Pull out every line containing the string "constant".

— Begin Input data —

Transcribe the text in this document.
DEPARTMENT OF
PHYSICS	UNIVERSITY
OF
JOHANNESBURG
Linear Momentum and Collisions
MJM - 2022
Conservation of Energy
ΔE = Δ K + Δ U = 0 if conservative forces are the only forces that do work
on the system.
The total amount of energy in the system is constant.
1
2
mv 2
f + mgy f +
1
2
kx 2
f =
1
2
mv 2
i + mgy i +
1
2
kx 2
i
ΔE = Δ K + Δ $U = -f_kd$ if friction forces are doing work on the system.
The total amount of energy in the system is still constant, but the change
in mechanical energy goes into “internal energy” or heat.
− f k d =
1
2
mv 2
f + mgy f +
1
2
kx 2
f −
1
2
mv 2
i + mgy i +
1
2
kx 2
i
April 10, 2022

— End Input data —

> [Solution to the exercise]
The total amount of energy in the system is constant.
The total amount of energy in the system is still constant, but the change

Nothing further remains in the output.